**Your objective:** Please list all lines of the material below in which the string "bilder" occurs.

**Extracted records:**

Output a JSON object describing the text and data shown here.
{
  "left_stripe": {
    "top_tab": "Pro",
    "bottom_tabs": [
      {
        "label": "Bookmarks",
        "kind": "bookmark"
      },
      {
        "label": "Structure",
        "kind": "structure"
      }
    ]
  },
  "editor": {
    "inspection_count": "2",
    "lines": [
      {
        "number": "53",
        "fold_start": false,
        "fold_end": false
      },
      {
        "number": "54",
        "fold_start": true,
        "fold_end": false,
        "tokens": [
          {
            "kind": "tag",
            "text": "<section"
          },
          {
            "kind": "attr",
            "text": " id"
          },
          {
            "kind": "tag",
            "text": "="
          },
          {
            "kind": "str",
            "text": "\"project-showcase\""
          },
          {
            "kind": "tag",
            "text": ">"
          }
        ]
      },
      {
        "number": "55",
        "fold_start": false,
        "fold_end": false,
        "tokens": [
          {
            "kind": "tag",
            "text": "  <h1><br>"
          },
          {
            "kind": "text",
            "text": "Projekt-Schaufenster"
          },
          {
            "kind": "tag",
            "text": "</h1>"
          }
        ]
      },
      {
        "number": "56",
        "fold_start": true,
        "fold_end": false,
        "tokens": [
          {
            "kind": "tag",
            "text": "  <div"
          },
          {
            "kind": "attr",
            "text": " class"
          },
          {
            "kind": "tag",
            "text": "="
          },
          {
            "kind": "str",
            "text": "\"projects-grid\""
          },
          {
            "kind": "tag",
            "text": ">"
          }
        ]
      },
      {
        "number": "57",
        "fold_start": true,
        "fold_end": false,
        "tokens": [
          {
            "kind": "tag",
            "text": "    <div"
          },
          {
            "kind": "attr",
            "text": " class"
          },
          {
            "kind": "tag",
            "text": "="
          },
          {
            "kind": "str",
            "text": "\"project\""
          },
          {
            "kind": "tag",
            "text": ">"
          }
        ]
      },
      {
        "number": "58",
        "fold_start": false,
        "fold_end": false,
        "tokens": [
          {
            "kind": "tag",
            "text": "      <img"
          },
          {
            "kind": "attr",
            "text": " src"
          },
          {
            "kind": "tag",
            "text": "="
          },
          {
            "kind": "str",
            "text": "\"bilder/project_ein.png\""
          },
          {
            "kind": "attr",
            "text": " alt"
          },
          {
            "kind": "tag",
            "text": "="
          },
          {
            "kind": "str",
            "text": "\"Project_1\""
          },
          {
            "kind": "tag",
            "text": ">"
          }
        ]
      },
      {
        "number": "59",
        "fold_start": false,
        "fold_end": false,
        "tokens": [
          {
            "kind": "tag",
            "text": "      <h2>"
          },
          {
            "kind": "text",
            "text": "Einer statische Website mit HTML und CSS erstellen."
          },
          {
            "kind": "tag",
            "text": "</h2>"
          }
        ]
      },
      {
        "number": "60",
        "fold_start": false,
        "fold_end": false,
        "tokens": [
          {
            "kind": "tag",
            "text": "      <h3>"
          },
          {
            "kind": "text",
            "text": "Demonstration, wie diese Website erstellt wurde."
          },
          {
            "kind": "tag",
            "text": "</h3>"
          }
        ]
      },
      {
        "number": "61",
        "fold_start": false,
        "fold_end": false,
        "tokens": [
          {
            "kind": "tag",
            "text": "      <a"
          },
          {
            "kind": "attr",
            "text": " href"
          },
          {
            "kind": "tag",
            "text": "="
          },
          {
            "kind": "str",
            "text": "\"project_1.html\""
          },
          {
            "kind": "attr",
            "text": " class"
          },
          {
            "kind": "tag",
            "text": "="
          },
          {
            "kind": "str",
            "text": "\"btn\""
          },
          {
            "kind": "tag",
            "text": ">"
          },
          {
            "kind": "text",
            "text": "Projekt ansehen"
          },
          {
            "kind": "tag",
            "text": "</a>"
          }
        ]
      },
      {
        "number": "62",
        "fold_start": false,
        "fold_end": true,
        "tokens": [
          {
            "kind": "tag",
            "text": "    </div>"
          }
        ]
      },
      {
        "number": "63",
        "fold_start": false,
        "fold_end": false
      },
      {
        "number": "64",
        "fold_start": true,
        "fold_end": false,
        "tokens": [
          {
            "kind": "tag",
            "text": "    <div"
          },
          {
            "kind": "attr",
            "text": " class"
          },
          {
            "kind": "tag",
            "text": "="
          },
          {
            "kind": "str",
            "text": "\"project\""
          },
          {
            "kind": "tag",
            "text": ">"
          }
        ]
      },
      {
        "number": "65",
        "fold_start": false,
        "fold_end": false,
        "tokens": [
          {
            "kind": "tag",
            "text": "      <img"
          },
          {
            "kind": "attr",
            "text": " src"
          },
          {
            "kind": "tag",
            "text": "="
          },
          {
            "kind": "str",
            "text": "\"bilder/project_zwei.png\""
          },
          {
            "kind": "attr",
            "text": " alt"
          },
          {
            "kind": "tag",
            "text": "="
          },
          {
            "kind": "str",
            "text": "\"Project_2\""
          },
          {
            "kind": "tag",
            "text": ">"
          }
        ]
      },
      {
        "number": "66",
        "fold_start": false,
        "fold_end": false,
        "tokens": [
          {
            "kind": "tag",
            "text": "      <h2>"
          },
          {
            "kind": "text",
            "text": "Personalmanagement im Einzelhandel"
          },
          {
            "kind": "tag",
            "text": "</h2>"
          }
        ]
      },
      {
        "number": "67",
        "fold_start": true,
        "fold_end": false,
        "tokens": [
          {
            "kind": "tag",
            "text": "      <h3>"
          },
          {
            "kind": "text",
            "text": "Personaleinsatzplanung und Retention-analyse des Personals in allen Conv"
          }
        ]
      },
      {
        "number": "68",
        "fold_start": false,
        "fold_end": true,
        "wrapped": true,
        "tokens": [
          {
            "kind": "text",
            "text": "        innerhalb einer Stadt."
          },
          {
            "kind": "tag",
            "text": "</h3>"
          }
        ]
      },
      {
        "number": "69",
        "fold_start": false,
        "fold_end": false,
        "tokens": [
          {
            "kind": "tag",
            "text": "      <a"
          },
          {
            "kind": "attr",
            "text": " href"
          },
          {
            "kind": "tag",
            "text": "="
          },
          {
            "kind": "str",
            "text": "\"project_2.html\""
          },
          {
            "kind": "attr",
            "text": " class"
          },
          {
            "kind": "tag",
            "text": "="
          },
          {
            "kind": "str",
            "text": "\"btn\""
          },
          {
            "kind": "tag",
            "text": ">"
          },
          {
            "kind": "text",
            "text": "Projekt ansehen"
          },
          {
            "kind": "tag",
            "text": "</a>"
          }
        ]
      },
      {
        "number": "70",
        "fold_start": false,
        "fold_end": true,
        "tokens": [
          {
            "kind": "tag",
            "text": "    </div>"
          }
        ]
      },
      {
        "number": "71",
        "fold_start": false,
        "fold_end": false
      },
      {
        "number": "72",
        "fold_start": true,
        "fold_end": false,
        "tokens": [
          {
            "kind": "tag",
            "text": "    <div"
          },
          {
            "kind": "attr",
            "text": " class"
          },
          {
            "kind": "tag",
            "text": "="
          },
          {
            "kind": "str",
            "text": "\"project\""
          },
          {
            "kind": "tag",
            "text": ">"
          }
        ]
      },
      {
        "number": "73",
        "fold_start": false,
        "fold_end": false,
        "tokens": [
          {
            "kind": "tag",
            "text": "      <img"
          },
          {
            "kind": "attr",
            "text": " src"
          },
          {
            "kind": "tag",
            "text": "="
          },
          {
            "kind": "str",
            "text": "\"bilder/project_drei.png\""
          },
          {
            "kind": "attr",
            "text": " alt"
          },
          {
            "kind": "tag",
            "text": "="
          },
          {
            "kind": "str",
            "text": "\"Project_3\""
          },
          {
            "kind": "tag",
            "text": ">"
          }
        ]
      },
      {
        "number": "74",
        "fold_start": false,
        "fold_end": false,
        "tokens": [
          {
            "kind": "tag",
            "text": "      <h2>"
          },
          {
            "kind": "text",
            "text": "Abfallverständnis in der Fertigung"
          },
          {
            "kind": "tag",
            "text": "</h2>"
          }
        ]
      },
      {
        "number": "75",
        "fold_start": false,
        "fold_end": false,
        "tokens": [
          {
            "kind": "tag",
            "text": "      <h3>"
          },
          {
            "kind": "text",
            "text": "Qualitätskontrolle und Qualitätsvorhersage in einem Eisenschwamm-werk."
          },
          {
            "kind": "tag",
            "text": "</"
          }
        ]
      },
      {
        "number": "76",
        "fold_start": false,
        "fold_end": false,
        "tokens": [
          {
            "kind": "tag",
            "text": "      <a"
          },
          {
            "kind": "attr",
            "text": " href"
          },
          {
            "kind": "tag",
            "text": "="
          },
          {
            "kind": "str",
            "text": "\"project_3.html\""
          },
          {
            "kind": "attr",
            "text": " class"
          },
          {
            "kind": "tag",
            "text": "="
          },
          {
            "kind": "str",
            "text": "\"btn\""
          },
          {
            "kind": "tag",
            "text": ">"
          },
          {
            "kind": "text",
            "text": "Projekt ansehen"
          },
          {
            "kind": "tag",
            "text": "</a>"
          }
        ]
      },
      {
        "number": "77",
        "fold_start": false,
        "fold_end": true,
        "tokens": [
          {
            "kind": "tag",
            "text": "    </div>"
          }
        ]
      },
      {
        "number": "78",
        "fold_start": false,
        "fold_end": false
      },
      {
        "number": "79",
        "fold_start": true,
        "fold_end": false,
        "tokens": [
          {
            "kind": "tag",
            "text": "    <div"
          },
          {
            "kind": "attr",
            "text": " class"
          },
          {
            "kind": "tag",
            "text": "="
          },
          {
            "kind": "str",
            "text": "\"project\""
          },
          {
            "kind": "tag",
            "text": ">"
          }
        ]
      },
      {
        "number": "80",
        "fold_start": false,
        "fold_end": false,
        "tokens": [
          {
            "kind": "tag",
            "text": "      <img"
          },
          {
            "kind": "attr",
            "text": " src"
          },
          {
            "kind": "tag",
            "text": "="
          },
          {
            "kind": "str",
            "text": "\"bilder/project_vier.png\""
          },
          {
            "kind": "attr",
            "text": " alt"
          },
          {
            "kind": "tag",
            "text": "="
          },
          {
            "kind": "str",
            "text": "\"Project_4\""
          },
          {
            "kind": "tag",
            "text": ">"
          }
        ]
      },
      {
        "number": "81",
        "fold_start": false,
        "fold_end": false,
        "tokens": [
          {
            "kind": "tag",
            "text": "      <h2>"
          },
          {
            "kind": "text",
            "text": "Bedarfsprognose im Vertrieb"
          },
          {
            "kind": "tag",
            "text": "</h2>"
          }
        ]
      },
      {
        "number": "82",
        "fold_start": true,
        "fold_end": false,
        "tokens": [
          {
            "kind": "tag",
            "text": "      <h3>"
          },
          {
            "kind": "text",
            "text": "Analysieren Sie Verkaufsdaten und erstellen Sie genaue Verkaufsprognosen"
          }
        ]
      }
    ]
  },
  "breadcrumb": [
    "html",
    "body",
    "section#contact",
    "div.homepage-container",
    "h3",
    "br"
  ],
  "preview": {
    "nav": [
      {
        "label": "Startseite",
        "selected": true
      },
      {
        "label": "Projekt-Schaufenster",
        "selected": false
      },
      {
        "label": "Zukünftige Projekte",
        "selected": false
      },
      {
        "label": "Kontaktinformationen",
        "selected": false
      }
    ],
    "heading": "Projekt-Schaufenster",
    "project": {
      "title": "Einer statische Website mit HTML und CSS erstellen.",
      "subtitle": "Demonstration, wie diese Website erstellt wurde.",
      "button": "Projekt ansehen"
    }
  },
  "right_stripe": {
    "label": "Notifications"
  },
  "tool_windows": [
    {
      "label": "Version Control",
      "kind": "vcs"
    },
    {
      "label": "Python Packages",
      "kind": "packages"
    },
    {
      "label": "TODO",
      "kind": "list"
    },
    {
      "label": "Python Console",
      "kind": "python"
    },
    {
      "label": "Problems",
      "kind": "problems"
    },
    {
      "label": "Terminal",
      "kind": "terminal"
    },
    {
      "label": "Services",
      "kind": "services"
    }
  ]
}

**Exercise solution:**
            "text": "\"bilder/project_ein.png\""
            "text": "\"bilder/project_zwei.png\""
            "text": "\"bilder/project_drei.png\""
            "text": "\"bilder/project_vier.png\""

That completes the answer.